- [Set exercise]:
Only lines holding the word "August" should be copied from the material.

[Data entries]
☆ ☆ ☆ ☆ ☆ ☆ ☆
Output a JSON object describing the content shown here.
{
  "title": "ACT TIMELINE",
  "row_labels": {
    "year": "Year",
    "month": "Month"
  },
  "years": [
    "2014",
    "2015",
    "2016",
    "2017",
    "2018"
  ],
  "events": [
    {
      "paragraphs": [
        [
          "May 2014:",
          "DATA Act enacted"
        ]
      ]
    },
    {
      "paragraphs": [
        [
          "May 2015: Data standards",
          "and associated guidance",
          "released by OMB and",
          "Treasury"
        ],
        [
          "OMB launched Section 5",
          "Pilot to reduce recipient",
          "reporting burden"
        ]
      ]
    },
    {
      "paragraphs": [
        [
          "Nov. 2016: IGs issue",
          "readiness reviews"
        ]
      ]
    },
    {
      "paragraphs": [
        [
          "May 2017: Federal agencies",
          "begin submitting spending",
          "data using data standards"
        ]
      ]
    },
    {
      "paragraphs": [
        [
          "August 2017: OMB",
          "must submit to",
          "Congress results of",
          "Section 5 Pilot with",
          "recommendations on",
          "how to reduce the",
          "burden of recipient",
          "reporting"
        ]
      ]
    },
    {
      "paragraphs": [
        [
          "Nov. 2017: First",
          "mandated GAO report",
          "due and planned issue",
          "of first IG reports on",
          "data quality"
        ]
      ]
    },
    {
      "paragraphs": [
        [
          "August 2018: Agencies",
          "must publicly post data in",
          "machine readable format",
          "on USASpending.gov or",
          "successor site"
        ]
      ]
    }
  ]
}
☆ ☆ ☆ ☆ ☆ ☆ ☆
- [Solution]:
          "August 2017: OMB",
          "August 2018: Agencies",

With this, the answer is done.